## Aim
The required output is a single number: how many lines of the material contain the string "meaning".

BEGIN Supplied records

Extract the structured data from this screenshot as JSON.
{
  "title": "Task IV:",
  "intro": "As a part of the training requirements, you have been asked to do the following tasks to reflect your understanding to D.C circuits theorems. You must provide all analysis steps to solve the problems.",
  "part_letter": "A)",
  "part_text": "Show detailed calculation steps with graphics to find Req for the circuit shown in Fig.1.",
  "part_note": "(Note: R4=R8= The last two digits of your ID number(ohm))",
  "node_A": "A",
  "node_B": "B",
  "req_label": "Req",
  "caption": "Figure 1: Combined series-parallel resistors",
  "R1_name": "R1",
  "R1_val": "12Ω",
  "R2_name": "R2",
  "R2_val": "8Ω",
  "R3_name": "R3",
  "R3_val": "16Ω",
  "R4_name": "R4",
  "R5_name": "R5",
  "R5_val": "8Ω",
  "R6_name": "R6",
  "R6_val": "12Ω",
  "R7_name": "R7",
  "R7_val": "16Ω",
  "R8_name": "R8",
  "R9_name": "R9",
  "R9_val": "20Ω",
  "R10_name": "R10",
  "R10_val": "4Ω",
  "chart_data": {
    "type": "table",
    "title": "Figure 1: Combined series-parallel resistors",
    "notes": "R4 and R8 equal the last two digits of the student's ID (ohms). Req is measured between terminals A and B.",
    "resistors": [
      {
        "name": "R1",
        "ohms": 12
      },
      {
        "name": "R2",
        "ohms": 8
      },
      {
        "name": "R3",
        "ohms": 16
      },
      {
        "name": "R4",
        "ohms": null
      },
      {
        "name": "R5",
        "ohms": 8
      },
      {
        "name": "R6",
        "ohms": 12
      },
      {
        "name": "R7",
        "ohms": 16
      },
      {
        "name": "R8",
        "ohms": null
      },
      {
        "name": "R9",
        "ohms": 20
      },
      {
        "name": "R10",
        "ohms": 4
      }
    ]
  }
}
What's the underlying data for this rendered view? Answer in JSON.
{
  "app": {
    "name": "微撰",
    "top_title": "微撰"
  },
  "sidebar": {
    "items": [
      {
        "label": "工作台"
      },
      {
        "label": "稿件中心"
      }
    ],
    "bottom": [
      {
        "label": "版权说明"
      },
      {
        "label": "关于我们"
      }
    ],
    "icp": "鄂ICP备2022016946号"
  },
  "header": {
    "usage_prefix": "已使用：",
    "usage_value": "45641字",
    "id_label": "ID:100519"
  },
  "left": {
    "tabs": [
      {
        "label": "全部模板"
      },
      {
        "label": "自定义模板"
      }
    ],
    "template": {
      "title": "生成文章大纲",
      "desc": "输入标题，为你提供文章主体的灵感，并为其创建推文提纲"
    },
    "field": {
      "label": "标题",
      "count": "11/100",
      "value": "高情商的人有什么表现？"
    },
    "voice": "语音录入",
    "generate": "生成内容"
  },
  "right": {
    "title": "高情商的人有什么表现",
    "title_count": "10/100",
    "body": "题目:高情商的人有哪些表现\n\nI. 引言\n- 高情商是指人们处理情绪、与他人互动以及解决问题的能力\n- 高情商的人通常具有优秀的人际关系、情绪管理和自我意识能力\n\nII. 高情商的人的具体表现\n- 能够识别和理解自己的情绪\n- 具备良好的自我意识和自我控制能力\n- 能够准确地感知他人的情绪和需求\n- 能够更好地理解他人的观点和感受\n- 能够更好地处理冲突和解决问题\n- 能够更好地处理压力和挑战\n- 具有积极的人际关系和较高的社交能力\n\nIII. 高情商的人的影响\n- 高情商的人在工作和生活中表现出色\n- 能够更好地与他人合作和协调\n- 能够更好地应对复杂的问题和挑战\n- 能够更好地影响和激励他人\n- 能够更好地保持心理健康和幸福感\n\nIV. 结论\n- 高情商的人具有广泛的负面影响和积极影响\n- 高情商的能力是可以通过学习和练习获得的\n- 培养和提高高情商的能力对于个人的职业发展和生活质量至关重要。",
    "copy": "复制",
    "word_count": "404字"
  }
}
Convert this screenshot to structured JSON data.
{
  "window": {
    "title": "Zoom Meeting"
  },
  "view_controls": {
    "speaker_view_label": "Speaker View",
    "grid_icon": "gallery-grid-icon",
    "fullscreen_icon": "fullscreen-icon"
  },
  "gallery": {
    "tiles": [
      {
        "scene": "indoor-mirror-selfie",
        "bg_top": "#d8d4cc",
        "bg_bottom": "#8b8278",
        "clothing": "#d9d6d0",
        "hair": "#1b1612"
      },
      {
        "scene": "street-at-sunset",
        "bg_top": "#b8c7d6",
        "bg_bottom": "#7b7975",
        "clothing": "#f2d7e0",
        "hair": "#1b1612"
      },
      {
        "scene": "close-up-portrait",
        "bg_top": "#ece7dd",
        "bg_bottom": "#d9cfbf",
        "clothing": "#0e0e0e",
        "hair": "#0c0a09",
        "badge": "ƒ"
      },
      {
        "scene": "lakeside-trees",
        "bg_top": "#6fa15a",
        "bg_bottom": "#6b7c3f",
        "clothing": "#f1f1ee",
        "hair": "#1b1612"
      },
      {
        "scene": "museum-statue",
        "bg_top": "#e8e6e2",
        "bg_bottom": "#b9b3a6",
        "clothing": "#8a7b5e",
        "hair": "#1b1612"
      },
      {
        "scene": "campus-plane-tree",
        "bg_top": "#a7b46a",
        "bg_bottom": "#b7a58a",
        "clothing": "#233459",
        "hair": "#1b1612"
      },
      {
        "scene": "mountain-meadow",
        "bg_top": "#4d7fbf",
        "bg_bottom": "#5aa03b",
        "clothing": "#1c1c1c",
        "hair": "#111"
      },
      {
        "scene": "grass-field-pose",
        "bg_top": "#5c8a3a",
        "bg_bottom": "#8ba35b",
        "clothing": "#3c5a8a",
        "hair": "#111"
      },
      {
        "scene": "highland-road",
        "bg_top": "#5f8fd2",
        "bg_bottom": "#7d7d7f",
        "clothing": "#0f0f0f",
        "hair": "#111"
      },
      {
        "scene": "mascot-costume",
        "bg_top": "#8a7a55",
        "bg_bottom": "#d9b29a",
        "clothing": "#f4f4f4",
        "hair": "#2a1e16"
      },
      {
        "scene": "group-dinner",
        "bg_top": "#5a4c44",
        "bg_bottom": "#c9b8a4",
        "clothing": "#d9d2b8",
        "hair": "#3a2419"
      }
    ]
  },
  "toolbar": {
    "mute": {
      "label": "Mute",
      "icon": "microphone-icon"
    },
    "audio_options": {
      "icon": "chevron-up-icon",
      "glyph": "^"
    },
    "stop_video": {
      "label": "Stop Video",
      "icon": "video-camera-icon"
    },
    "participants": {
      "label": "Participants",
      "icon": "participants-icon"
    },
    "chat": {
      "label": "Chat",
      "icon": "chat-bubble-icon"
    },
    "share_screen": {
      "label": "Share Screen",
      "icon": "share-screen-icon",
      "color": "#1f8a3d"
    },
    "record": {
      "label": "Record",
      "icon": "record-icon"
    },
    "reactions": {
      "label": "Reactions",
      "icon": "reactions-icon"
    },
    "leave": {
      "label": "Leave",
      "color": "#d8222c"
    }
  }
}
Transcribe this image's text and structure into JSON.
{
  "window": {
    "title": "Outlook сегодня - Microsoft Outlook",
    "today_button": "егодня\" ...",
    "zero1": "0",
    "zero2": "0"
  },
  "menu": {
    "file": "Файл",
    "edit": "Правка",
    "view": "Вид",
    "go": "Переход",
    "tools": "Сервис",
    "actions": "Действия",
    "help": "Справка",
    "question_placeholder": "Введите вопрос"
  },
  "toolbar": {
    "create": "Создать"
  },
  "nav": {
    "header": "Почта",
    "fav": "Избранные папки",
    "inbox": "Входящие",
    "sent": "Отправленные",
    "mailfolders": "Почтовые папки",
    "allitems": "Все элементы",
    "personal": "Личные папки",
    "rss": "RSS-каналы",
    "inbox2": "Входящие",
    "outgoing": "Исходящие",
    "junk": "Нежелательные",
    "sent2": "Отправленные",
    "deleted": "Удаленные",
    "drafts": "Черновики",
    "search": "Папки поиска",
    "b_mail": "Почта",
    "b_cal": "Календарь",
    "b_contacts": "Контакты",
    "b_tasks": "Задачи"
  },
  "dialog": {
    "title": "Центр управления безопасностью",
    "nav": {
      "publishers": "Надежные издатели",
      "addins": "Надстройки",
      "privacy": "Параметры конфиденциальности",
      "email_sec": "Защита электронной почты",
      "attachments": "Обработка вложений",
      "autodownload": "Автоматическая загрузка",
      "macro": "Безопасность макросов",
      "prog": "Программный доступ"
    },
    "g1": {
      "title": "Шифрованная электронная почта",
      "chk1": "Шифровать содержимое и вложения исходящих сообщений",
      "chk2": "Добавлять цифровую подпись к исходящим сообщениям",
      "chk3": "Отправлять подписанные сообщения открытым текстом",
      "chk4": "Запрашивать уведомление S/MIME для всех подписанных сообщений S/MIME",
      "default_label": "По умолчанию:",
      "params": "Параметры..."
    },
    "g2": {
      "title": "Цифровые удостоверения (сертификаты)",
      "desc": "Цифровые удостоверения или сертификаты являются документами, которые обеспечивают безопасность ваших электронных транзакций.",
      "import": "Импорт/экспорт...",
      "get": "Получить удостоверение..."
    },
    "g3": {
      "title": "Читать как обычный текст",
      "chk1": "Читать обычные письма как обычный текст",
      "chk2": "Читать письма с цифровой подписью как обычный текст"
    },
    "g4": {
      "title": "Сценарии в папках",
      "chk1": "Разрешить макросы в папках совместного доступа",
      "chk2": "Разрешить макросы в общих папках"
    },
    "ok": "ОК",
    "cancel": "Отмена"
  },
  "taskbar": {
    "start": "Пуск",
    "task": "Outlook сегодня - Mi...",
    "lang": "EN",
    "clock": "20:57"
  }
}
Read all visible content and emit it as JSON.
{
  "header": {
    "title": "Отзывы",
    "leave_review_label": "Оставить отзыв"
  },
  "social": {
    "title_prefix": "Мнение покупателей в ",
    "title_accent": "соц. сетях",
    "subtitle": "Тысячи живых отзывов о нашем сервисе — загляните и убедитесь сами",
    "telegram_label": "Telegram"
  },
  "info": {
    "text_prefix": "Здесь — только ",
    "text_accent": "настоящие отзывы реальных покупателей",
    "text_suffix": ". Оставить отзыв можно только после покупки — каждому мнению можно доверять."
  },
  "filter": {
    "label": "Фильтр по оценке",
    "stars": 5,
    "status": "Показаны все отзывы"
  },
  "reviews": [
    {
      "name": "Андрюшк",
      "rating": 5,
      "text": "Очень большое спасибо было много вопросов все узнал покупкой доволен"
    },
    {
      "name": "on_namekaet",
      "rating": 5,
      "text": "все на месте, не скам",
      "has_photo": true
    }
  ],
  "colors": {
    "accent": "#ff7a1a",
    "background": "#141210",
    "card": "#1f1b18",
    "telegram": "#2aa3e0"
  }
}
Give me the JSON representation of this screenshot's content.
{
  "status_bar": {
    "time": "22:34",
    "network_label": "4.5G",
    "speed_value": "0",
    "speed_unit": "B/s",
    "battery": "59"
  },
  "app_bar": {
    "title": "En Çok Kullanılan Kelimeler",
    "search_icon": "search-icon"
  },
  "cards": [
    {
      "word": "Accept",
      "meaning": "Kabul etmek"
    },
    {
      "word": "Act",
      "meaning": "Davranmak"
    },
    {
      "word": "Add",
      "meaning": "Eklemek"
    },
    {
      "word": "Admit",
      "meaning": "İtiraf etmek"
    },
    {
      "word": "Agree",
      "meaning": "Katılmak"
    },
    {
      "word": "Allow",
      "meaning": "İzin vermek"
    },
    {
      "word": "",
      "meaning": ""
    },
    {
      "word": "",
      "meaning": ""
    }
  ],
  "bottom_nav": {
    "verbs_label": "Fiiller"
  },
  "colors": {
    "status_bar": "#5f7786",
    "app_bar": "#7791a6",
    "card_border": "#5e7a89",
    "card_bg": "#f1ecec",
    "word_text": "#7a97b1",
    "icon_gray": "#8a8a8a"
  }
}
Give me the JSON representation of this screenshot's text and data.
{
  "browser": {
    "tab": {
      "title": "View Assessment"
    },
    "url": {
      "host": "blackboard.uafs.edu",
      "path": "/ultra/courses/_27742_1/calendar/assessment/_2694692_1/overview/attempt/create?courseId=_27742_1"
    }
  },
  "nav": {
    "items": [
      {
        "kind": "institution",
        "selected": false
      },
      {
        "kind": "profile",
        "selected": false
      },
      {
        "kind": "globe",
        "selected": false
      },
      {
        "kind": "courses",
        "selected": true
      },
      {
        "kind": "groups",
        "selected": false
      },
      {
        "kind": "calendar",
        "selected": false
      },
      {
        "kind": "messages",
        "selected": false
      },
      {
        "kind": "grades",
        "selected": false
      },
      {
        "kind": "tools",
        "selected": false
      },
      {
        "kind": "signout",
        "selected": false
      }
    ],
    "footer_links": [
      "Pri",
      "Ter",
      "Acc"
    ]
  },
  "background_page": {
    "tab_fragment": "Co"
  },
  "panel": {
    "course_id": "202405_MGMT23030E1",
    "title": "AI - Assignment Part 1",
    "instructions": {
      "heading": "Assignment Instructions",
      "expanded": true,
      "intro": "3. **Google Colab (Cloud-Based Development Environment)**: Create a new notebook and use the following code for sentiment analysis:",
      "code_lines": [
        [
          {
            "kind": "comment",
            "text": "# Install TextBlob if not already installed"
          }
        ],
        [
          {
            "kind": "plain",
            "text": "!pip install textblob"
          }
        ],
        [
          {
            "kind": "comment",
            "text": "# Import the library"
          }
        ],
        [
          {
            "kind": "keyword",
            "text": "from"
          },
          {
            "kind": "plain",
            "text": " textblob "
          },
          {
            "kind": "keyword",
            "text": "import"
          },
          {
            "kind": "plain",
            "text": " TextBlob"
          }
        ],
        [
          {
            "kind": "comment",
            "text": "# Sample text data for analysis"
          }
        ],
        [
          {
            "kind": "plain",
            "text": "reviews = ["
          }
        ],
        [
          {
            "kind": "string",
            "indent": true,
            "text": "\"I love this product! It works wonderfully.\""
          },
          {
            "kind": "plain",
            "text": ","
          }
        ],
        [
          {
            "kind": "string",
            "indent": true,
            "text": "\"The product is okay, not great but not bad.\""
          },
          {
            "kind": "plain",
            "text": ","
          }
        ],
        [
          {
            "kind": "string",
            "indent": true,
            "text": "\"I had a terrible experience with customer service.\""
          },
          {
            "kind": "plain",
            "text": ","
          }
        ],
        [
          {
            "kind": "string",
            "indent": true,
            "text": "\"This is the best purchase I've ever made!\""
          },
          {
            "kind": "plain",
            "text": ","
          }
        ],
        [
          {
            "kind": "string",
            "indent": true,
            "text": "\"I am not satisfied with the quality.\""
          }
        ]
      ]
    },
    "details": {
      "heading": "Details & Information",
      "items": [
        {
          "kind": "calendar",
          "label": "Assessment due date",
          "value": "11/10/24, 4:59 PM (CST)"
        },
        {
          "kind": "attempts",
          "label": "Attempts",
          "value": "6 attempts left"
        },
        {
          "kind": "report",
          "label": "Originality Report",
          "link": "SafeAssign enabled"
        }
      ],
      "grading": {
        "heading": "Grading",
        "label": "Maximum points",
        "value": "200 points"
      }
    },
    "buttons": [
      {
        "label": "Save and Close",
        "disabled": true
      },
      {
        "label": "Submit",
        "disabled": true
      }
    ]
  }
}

END Supplied records

## Solution for this task
8